---------- Data ----------
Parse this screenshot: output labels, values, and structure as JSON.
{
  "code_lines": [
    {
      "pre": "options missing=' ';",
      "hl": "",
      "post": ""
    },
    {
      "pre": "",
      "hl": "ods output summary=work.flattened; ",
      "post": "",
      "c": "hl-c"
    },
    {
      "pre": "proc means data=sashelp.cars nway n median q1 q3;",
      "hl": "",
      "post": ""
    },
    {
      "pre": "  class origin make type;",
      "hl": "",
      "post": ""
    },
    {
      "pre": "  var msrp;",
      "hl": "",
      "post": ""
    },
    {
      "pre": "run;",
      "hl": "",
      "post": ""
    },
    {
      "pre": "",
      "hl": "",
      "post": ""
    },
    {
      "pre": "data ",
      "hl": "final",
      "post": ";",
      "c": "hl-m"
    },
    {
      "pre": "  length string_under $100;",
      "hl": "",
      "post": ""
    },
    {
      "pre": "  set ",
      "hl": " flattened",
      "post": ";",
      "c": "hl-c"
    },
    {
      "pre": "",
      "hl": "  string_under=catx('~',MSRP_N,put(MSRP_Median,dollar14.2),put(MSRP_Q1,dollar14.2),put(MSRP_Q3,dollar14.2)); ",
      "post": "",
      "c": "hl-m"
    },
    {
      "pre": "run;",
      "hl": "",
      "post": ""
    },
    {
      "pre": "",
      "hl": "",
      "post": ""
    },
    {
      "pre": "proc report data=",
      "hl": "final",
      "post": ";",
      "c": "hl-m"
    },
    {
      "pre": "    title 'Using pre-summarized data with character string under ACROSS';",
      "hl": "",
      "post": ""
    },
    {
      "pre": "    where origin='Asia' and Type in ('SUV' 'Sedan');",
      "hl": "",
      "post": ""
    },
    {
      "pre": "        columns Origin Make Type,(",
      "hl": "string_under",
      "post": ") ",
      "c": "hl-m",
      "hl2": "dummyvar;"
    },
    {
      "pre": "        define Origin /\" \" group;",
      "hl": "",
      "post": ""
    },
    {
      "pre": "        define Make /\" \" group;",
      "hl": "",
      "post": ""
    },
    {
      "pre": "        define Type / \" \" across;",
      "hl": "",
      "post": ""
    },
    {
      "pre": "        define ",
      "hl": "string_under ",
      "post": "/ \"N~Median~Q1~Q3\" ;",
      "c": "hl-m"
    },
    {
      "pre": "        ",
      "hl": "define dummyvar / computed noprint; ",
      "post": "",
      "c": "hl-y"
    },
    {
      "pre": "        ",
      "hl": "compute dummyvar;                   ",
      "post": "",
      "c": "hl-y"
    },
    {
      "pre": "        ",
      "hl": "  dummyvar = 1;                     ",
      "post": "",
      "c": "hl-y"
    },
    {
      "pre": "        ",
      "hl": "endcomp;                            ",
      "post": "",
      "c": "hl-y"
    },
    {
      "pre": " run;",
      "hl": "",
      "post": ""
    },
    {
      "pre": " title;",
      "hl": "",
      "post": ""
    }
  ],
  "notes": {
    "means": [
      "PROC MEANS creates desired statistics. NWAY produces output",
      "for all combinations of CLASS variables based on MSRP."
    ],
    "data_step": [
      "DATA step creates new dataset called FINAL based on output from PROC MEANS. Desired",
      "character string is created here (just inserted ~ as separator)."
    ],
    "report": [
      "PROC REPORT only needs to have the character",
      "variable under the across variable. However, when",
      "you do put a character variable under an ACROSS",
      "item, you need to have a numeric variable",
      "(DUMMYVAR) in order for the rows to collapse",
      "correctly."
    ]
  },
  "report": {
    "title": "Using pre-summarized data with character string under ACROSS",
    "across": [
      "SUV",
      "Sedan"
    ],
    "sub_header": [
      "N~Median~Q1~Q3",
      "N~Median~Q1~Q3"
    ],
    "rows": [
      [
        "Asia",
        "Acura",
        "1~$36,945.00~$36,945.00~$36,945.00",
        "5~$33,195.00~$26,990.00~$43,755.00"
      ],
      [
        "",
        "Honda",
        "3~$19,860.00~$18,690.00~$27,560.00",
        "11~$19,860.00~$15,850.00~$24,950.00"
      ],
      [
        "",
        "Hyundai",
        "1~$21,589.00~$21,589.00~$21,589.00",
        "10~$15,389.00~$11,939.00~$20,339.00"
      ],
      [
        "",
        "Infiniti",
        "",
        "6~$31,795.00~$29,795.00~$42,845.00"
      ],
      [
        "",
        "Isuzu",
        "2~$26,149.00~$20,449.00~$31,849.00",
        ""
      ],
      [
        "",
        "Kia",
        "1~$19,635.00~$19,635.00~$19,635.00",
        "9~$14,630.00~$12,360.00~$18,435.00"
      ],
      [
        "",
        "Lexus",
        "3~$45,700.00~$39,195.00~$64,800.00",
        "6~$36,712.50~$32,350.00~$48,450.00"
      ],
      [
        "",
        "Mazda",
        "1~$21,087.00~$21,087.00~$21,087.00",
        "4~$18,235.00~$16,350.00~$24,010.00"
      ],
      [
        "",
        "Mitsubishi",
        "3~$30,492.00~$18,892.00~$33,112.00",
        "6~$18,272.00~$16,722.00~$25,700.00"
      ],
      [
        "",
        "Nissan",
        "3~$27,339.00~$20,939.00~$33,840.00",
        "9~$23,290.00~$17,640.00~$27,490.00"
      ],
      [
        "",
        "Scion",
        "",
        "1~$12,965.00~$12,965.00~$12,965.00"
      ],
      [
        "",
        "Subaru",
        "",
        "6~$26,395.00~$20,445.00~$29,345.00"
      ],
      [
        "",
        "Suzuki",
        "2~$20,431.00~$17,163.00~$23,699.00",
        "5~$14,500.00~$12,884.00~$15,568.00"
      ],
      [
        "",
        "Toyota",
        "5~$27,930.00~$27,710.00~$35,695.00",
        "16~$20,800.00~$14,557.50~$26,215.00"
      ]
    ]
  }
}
----------
Aim of the exercise:
Filter the records for lines holding the string "based". Copy each one.

Answer for this exercise:
      "for all combinations of CLASS variables based on MSRP."
      "DATA step creates new dataset called FINAL based on output from PROC MEANS. Desired",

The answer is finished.